Will you give every entry again exactly as it stands?

═══ Material provided ═══

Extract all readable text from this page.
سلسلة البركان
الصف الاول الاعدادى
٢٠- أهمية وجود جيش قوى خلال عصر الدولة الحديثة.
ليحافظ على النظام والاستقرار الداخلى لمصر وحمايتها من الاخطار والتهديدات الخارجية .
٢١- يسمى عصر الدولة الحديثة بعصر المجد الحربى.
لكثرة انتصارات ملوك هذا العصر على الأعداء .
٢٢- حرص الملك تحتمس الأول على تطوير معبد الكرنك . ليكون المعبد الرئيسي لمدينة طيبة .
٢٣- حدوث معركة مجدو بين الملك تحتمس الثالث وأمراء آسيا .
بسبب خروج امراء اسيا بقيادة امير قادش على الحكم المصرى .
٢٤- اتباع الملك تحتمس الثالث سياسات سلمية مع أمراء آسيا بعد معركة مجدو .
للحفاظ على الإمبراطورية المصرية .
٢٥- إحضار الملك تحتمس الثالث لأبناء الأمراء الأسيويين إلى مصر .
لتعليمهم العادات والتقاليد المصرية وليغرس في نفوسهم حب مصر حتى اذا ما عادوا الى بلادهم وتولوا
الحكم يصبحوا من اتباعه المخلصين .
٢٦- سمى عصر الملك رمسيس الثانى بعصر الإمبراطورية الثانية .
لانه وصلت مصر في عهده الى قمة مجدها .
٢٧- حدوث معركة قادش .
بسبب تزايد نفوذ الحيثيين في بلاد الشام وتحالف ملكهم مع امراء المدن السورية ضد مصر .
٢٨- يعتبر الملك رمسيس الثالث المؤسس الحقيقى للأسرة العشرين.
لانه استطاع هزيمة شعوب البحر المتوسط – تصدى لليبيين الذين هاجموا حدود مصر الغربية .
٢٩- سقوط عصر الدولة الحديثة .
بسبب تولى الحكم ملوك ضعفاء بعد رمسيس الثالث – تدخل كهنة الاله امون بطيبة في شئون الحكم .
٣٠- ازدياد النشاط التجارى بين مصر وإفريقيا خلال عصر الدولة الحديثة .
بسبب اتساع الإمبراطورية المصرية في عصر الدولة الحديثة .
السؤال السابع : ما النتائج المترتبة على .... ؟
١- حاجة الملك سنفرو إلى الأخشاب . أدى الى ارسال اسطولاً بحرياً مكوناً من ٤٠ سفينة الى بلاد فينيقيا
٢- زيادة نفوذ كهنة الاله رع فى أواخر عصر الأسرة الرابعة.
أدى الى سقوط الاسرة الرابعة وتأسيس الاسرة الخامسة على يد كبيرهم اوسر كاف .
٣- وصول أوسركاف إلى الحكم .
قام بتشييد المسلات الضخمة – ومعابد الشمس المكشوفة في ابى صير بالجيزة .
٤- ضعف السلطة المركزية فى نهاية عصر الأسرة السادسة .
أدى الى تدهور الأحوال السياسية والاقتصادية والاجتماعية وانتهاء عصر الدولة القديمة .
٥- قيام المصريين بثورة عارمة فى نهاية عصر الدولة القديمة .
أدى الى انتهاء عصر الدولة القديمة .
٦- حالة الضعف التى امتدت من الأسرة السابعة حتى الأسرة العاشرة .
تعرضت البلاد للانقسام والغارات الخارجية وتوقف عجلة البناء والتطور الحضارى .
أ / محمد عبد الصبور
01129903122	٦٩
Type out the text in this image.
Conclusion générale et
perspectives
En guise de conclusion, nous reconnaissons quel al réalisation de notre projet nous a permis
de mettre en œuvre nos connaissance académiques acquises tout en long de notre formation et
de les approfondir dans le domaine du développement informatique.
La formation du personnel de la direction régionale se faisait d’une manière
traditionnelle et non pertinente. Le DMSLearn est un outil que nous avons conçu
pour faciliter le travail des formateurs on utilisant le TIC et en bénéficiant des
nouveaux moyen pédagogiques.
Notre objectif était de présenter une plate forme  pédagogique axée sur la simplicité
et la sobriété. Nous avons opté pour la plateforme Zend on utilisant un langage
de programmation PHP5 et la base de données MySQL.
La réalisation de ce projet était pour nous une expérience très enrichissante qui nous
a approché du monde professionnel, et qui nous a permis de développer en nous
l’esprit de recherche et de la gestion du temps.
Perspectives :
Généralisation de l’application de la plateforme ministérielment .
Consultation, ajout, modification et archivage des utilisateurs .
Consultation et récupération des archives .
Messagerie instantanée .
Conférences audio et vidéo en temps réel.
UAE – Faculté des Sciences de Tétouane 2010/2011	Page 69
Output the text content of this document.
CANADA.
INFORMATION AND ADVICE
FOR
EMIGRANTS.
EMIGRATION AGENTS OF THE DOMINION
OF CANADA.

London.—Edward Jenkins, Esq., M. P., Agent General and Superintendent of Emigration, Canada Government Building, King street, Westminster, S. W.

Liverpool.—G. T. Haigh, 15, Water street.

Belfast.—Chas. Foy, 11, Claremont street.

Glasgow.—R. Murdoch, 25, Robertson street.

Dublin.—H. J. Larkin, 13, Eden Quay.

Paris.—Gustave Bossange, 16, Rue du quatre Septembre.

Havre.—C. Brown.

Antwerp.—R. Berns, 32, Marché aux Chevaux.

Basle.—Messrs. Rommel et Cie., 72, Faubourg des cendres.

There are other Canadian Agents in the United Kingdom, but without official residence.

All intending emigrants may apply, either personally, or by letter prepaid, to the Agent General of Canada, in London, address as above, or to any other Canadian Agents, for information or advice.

═══

## Result of this task
Extract all readable text from this page.
سلسلة البركان
الصف الاول الاعدادى
٢٠- أهمية وجود جيش قوى خلال عصر الدولة الحديثة.
ليحافظ على النظام والاستقرار الداخلى لمصر وحمايتها من الاخطار والتهديدات الخارجية .
٢١- يسمى عصر الدولة الحديثة بعصر المجد الحربى.
لكثرة انتصارات ملوك هذا العصر على الأعداء .
٢٢- حرص الملك تحتمس الأول على تطوير معبد الكرنك . ليكون المعبد الرئيسي لمدينة طيبة .
٢٣- حدوث معركة مجدو بين الملك تحتمس الثالث وأمراء آسيا .
بسبب خروج امراء اسيا بقيادة امير قادش على الحكم المصرى .
٢٤- اتباع الملك تحتمس الثالث سياسات سلمية مع أمراء آسيا بعد معركة مجدو .
للحفاظ على الإمبراطورية المصرية .
٢٥- إحضار الملك تحتمس الثالث لأبناء الأمراء الأسيويين إلى مصر .
لتعليمهم العادات والتقاليد المصرية وليغرس في نفوسهم حب مصر حتى اذا ما عادوا الى بلادهم وتولوا
الحكم يصبحوا من اتباعه المخلصين .
٢٦- سمى عصر الملك رمسيس الثانى بعصر الإمبراطورية الثانية .
لانه وصلت مصر في عهده الى قمة مجدها .
٢٧- حدوث معركة قادش .
بسبب تزايد نفوذ الحيثيين في بلاد الشام وتحالف ملكهم مع امراء المدن السورية ضد مصر .
٢٨- يعتبر الملك رمسيس الثالث المؤسس الحقيقى للأسرة العشرين.
لانه استطاع هزيمة شعوب البحر المتوسط – تصدى لليبيين الذين هاجموا حدود مصر الغربية .
٢٩- سقوط عصر الدولة الحديثة .
بسبب تولى الحكم ملوك ضعفاء بعد رمسيس الثالث – تدخل كهنة الاله امون بطيبة في شئون الحكم .
٣٠- ازدياد النشاط التجارى بين مصر وإفريقيا خلال عصر الدولة الحديثة .
بسبب اتساع الإمبراطورية المصرية في عصر الدولة الحديثة .
السؤال السابع : ما النتائج المترتبة على .... ؟
١- حاجة الملك سنفرو إلى الأخشاب . أدى الى ارسال اسطولاً بحرياً مكوناً من ٤٠ سفينة الى بلاد فينيقيا
٢- زيادة نفوذ كهنة الاله رع فى أواخر عصر الأسرة الرابعة.
أدى الى سقوط الاسرة الرابعة وتأسيس الاسرة الخامسة على يد كبيرهم اوسر كاف .
٣- وصول أوسركاف إلى الحكم .
قام بتشييد المسلات الضخمة – ومعابد الشمس المكشوفة في ابى صير بالجيزة .
٤- ضعف السلطة المركزية فى نهاية عصر الأسرة السادسة .
أدى الى تدهور الأحوال السياسية والاقتصادية والاجتماعية وانتهاء عصر الدولة القديمة .
٥- قيام المصريين بثورة عارمة فى نهاية عصر الدولة القديمة .
أدى الى انتهاء عصر الدولة القديمة .
٦- حالة الضعف التى امتدت من الأسرة السابعة حتى الأسرة العاشرة .
تعرضت البلاد للانقسام والغارات الخارجية وتوقف عجلة البناء والتطور الحضارى .
أ / محمد عبد الصبور
01129903122	٦٩
Type out the text in this image.
Conclusion générale et
perspectives
En guise de conclusion, nous reconnaissons quel al réalisation de notre projet nous a permis
de mettre en œuvre nos connaissance académiques acquises tout en long de notre formation et
de les approfondir dans le domaine du développement informatique.
La formation du personnel de la direction régionale se faisait d’une manière
traditionnelle et non pertinente. Le DMSLearn est un outil que nous avons conçu
pour faciliter le travail des formateurs on utilisant le TIC et en bénéficiant des
nouveaux moyen pédagogiques.
Notre objectif était de présenter une plate forme  pédagogique axée sur la simplicité
et la sobriété. Nous avons opté pour la plateforme Zend on utilisant un langage
de programmation PHP5 et la base de données MySQL.
La réalisation de ce projet était pour nous une expérience très enrichissante qui nous
a approché du monde professionnel, et qui nous a permis de développer en nous
l’esprit de recherche et de la gestion du temps.
Perspectives :
Généralisation de l’application de la plateforme ministérielment .
Consultation, ajout, modification et archivage des utilisateurs .
Consultation et récupération des archives .
Messagerie instantanée .
Conférences audio et vidéo en temps réel.
UAE – Faculté des Sciences de Tétouane 2010/2011	Page 69
Output the text content of this document.
CANADA.
INFORMATION AND ADVICE
FOR
EMIGRANTS.
EMIGRATION AGENTS OF THE DOMINION
OF CANADA.

London.—Edward Jenkins, Esq., M. P., Agent General and Superintendent of Emigration, Canada Government Building, King street, Westminster, S. W.

Liverpool.—G. T. Haigh, 15, Water street.

Belfast.—Chas. Foy, 11, Claremont street.

Glasgow.—R. Murdoch, 25, Robertson street.

Dublin.—H. J. Larkin, 13, Eden Quay.

Paris.—Gustave Bossange, 16, Rue du quatre Septembre.

Havre.—C. Brown.

Antwerp.—R. Berns, 32, Marché aux Chevaux.

Basle.—Messrs. Rommel et Cie., 72, Faubourg des cendres.

There are other Canadian Agents in the United Kingdom, but without official residence.

All intending emigrants may apply, either personally, or by letter prepaid, to the Agent General of Canada, in London, address as above, or to any other Canadian Agents, for information or advice.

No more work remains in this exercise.